(Data entries)
-=-=-
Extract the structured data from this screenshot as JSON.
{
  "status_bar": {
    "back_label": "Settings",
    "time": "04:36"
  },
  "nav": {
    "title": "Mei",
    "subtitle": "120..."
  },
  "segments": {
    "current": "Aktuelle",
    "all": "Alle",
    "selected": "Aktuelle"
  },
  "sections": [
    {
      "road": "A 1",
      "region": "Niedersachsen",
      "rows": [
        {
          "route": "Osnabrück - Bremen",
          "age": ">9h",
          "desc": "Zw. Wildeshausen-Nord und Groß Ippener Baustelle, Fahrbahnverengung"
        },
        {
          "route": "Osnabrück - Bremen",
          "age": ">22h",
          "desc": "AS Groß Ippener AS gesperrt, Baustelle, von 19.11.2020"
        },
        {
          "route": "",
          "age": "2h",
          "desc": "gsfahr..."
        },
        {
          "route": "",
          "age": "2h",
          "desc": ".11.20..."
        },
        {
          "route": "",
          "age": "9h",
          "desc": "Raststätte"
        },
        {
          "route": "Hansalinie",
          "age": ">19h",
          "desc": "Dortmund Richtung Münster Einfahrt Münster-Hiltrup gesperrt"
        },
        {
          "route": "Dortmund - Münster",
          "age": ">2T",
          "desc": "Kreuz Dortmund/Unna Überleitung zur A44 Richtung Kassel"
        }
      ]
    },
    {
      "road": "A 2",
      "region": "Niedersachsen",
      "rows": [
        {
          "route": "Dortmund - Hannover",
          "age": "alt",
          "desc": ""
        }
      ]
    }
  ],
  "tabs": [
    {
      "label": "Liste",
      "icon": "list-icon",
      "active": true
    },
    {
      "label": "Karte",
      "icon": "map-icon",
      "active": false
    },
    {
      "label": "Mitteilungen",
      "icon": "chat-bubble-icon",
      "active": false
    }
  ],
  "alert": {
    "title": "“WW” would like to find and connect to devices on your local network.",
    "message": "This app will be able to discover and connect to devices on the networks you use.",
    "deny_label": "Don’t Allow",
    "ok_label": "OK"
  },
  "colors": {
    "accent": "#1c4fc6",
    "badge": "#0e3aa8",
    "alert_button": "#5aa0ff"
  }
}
-=-=-
### EXERCISE DETAILS
Set all of the records down again, exactly as they stand.

### SOLUTION TO THIS EXERCISE
Extract the structured data from this screenshot as JSON.
{
  "status_bar": {
    "back_label": "Settings",
    "time": "04:36"
  },
  "nav": {
    "title": "Mei",
    "subtitle": "120..."
  },
  "segments": {
    "current": "Aktuelle",
    "all": "Alle",
    "selected": "Aktuelle"
  },
  "sections": [
    {
      "road": "A 1",
      "region": "Niedersachsen",
      "rows": [
        {
          "route": "Osnabrück - Bremen",
          "age": ">9h",
          "desc": "Zw. Wildeshausen-Nord und Groß Ippener Baustelle, Fahrbahnverengung"
        },
        {
          "route": "Osnabrück - Bremen",
          "age": ">22h",
          "desc": "AS Groß Ippener AS gesperrt, Baustelle, von 19.11.2020"
        },
        {
          "route": "",
          "age": "2h",
          "desc": "gsfahr..."
        },
        {
          "route": "",
          "age": "2h",
          "desc": ".11.20..."
        },
        {
          "route": "",
          "age": "9h",
          "desc": "Raststätte"
        },
        {
          "route": "Hansalinie",
          "age": ">19h",
          "desc": "Dortmund Richtung Münster Einfahrt Münster-Hiltrup gesperrt"
        },
        {
          "route": "Dortmund - Münster",
          "age": ">2T",
          "desc": "Kreuz Dortmund/Unna Überleitung zur A44 Richtung Kassel"
        }
      ]
    },
    {
      "road": "A 2",
      "region": "Niedersachsen",
      "rows": [
        {
          "route": "Dortmund - Hannover",
          "age": "alt",
          "desc": ""
        }
      ]
    }
  ],
  "tabs": [
    {
      "label": "Liste",
      "icon": "list-icon",
      "active": true
    },
    {
      "label": "Karte",
      "icon": "map-icon",
      "active": false
    },
    {
      "label": "Mitteilungen",
      "icon": "chat-bubble-icon",
      "active": false
    }
  ],
  "alert": {
    "title": "“WW” would like to find and connect to devices on your local network.",
    "message": "This app will be able to discover and connect to devices on the networks you use.",
    "deny_label": "Don’t Allow",
    "ok_label": "OK"
  },
  "colors": {
    "accent": "#1c4fc6",
    "badge": "#0e3aa8",
    "alert_button": "#5aa0ff"
  }
}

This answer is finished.